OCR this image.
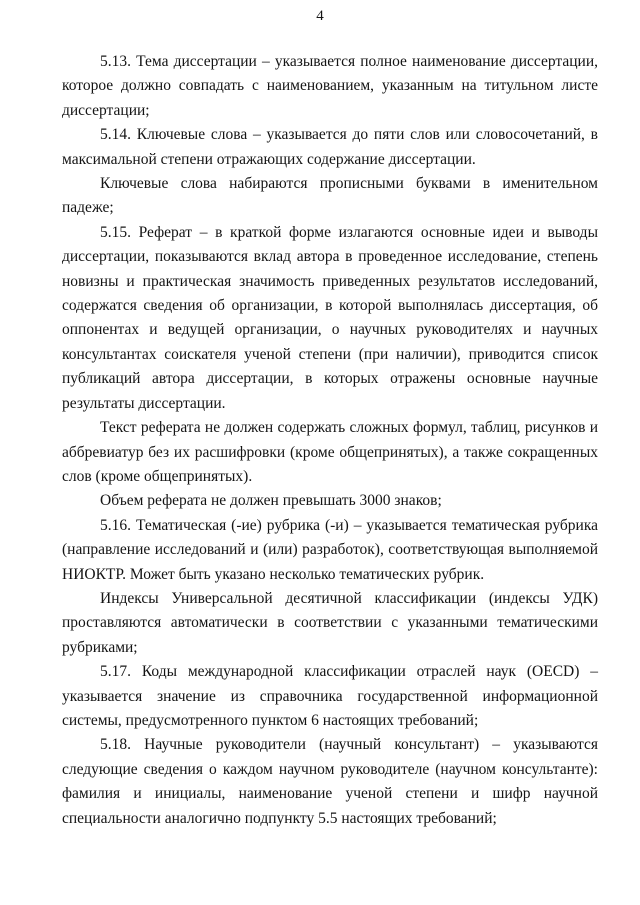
4

5.13. Тема диссертации – указывается полное наименование диссертации, которое должно совпадать с наименованием, указанным на титульном листе диссертации;

5.14. Ключевые слова – указывается до пяти слов или словосочетаний, в максимальной степени отражающих содержание диссертации.

Ключевые слова набираются прописными буквами в именительном падеже;

5.15. Реферат – в краткой форме излагаются основные идеи и выводы диссертации, показываются вклад автора в проведенное исследование, степень новизны и практическая значимость приведенных результатов исследований, содержатся сведения об организации, в которой выполнялась диссертация, об оппонентах и ведущей организации, о научных руководителях и научных консультантах соискателя ученой степени (при наличии), приводится список публикаций автора диссертации, в которых отражены основные научные результаты диссертации.

Текст реферата не должен содержать сложных формул, таблиц, рисунков и аббревиатур без их расшифровки (кроме общепринятых), а также сокращенных слов (кроме общепринятых).

Объем реферата не должен превышать 3000 знаков;

5.16. Тематическая (-ие) рубрика (-и) – указывается тематическая рубрика (направление исследований и (или) разработок), соответствующая выполняемой НИОКТР. Может быть указано несколько тематических рубрик.

Индексы Универсальной десятичной классификации (индексы УДК) проставляются автоматически в соответствии с указанными тематическими рубриками;

5.17. Коды международной классификации отраслей наук (OECD) – указывается значение из справочника государственной информационной системы, предусмотренного пунктом 6 настоящих требований;

5.18. Научные руководители (научный консультант) – указываются следующие сведения о каждом научном руководителе (научном консультанте): фамилия и инициалы, наименование ученой степени и шифр научной специальности аналогично подпункту 5.5 настоящих требований;
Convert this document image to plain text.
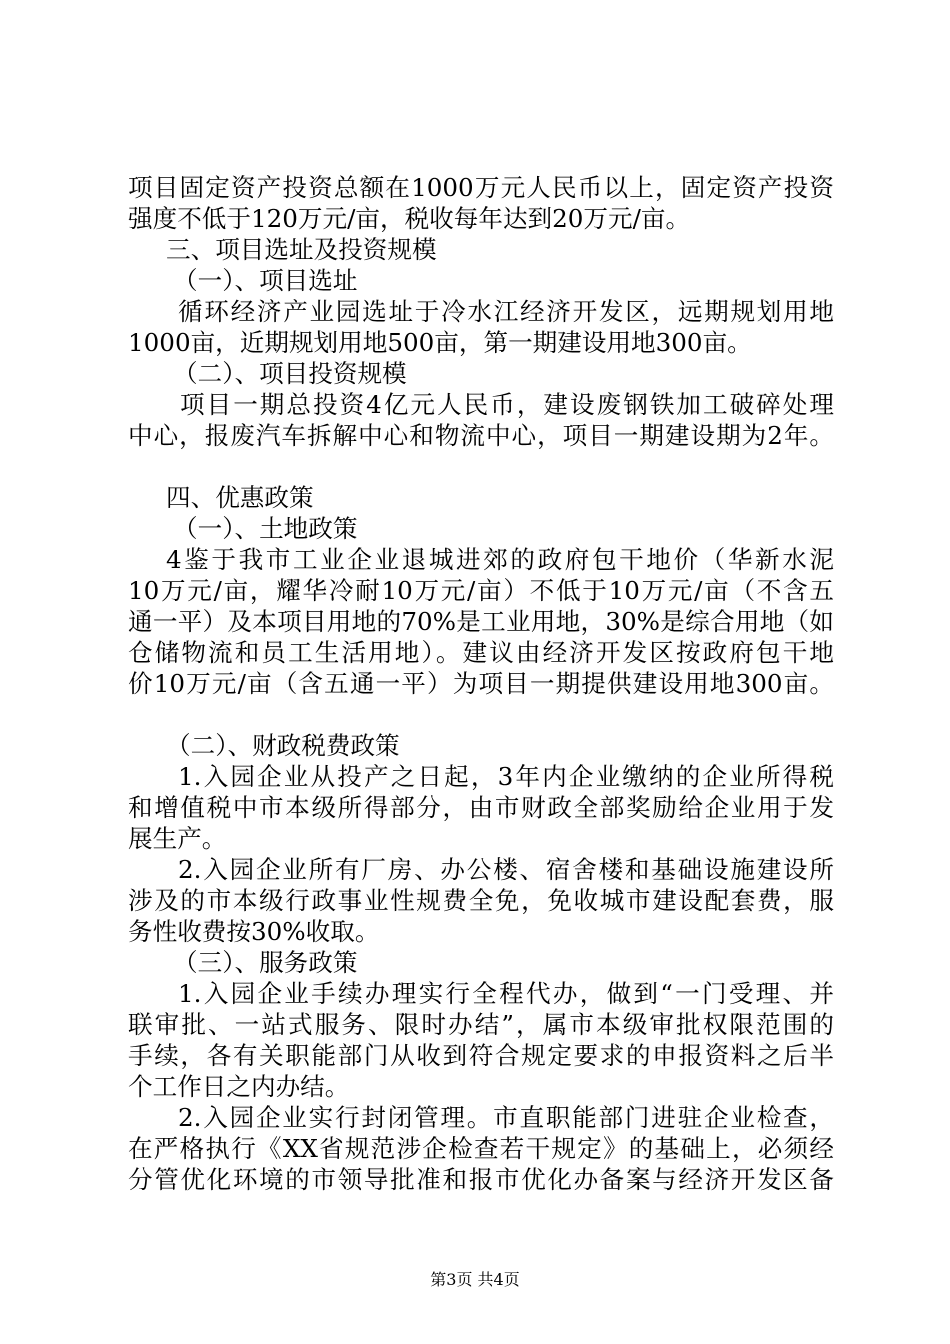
项目固定资产投资总额在1000万元人民币以上，固定资产投资
强度不低于120万元/亩，税收每年达到20万元/亩。
三、项目选址及投资规模
（一）、项目选址
循环经济产业园选址于冷水江经济开发区，远期规划用地
1000亩，近期规划用地500亩，第一期建设用地300亩。
（二）、项目投资规模
项目一期总投资4亿元人民币，建设废钢铁加工破碎处理
中心，报废汽车拆解中心和物流中心，项目一期建设期为2年。
四、优惠政策
（一）、土地政策
4鉴于我市工业企业退城进郊的政府包干地价（华新水泥
10万元/亩，耀华冷耐10万元/亩）不低于10万元/亩（不含五
通一平）及本项目用地的70%是工业用地，30%是综合用地（如
仓储物流和员工生活用地）。建议由经济开发区按政府包干地
价10万元/亩（含五通一平）为项目一期提供建设用地300亩。
（二）、财政税费政策
1.入园企业从投产之日起，3年内企业缴纳的企业所得税
和增值税中市本级所得部分，由市财政全部奖励给企业用于发
展生产。
2.入园企业所有厂房、办公楼、宿舍楼和基础设施建设所
涉及的市本级行政事业性规费全免，免收城市建设配套费，服
务性收费按30%收取。
（三）、服务政策
1.入园企业手续办理实行全程代办，做到“一门受理、并
联审批、一站式服务、限时办结”，属市本级审批权限范围的
手续，各有关职能部门从收到符合规定要求的申报资料之后半
个工作日之内办结。
2.入园企业实行封闭管理。市直职能部门进驻企业检查，
在严格执行《XX省规范涉企检查若干规定》的基础上，必须经
分管优化环境的市领导批准和报市优化办备案与经济开发区备
第3页 共4页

:::::

=== The problem ===
Repeat the material above in full and exactly, apart from the pictures.

=== Correct response ===
OCR this image.
4

5.13. Тема диссертации – указывается полное наименование диссертации, которое должно совпадать с наименованием, указанным на титульном листе диссертации;

5.14. Ключевые слова – указывается до пяти слов или словосочетаний, в максимальной степени отражающих содержание диссертации.

Ключевые слова набираются прописными буквами в именительном падеже;

5.15. Реферат – в краткой форме излагаются основные идеи и выводы диссертации, показываются вклад автора в проведенное исследование, степень новизны и практическая значимость приведенных результатов исследований, содержатся сведения об организации, в которой выполнялась диссертация, об оппонентах и ведущей организации, о научных руководителях и научных консультантах соискателя ученой степени (при наличии), приводится список публикаций автора диссертации, в которых отражены основные научные результаты диссертации.

Текст реферата не должен содержать сложных формул, таблиц, рисунков и аббревиатур без их расшифровки (кроме общепринятых), а также сокращенных слов (кроме общепринятых).

Объем реферата не должен превышать 3000 знаков;

5.16. Тематическая (-ие) рубрика (-и) – указывается тематическая рубрика (направление исследований и (или) разработок), соответствующая выполняемой НИОКТР. Может быть указано несколько тематических рубрик.

Индексы Универсальной десятичной классификации (индексы УДК) проставляются автоматически в соответствии с указанными тематическими рубриками;

5.17. Коды международной классификации отраслей наук (OECD) – указывается значение из справочника государственной информационной системы, предусмотренного пунктом 6 настоящих требований;

5.18. Научные руководители (научный консультант) – указываются следующие сведения о каждом научном руководителе (научном консультанте): фамилия и инициалы, наименование ученой степени и шифр научной специальности аналогично подпункту 5.5 настоящих требований;
Convert this document image to plain text.
项目固定资产投资总额在1000万元人民币以上，固定资产投资
强度不低于120万元/亩，税收每年达到20万元/亩。
三、项目选址及投资规模
（一）、项目选址
循环经济产业园选址于冷水江经济开发区，远期规划用地
1000亩，近期规划用地500亩，第一期建设用地300亩。
（二）、项目投资规模
项目一期总投资4亿元人民币，建设废钢铁加工破碎处理
中心，报废汽车拆解中心和物流中心，项目一期建设期为2年。
四、优惠政策
（一）、土地政策
4鉴于我市工业企业退城进郊的政府包干地价（华新水泥
10万元/亩，耀华冷耐10万元/亩）不低于10万元/亩（不含五
通一平）及本项目用地的70%是工业用地，30%是综合用地（如
仓储物流和员工生活用地）。建议由经济开发区按政府包干地
价10万元/亩（含五通一平）为项目一期提供建设用地300亩。
（二）、财政税费政策
1.入园企业从投产之日起，3年内企业缴纳的企业所得税
和增值税中市本级所得部分，由市财政全部奖励给企业用于发
展生产。
2.入园企业所有厂房、办公楼、宿舍楼和基础设施建设所
涉及的市本级行政事业性规费全免，免收城市建设配套费，服
务性收费按30%收取。
（三）、服务政策
1.入园企业手续办理实行全程代办，做到“一门受理、并
联审批、一站式服务、限时办结”，属市本级审批权限范围的
手续，各有关职能部门从收到符合规定要求的申报资料之后半
个工作日之内办结。
2.入园企业实行封闭管理。市直职能部门进驻企业检查，
在严格执行《XX省规范涉企检查若干规定》的基础上，必须经
分管优化环境的市领导批准和报市优化办备案与经济开发区备
第3页 共4页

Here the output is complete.